» Directions: List each line in which the string "JSON" appears.
══ Data excerpts
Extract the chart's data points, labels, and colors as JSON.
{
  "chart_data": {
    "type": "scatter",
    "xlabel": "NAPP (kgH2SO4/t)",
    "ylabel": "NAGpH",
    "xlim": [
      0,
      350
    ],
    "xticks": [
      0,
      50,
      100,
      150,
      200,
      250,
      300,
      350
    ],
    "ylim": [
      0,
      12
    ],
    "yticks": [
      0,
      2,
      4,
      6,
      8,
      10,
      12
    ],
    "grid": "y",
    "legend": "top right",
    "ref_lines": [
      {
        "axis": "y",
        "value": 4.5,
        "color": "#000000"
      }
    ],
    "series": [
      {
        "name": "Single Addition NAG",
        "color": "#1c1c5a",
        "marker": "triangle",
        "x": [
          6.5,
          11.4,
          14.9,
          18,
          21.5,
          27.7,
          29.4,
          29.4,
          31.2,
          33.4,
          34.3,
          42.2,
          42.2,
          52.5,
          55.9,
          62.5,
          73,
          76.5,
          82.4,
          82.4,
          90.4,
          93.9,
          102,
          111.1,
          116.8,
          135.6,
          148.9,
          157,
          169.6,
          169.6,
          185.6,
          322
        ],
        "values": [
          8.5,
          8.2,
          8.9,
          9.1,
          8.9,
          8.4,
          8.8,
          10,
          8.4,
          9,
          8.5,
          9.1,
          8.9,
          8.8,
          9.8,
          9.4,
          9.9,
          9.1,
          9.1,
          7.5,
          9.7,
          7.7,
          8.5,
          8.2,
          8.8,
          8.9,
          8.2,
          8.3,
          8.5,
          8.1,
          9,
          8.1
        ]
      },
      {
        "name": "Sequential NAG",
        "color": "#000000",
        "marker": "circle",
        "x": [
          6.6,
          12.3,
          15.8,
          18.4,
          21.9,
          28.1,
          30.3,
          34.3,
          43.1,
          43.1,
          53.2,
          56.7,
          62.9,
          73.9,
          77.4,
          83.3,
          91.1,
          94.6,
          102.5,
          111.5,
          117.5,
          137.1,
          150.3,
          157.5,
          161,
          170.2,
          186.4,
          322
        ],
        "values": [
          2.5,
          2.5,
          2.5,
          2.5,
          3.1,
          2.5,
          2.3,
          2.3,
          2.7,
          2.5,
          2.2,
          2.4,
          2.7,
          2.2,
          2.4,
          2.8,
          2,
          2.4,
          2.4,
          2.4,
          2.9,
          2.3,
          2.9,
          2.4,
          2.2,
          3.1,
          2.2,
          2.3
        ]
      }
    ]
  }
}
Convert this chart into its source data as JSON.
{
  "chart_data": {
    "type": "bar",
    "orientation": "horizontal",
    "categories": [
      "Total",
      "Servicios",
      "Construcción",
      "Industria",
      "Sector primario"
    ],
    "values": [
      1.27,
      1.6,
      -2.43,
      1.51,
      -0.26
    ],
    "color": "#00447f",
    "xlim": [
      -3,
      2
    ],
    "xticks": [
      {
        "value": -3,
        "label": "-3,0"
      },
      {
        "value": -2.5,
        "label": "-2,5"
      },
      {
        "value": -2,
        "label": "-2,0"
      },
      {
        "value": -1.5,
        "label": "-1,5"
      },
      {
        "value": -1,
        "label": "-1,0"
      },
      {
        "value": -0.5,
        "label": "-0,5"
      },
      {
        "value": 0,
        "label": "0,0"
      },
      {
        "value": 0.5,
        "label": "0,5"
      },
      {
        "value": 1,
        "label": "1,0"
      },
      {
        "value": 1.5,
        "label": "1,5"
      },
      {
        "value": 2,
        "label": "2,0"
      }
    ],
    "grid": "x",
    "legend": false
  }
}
════
» Expected output:
Extract the chart's data points, labels, and colors as JSON.
Convert this chart into its source data as JSON.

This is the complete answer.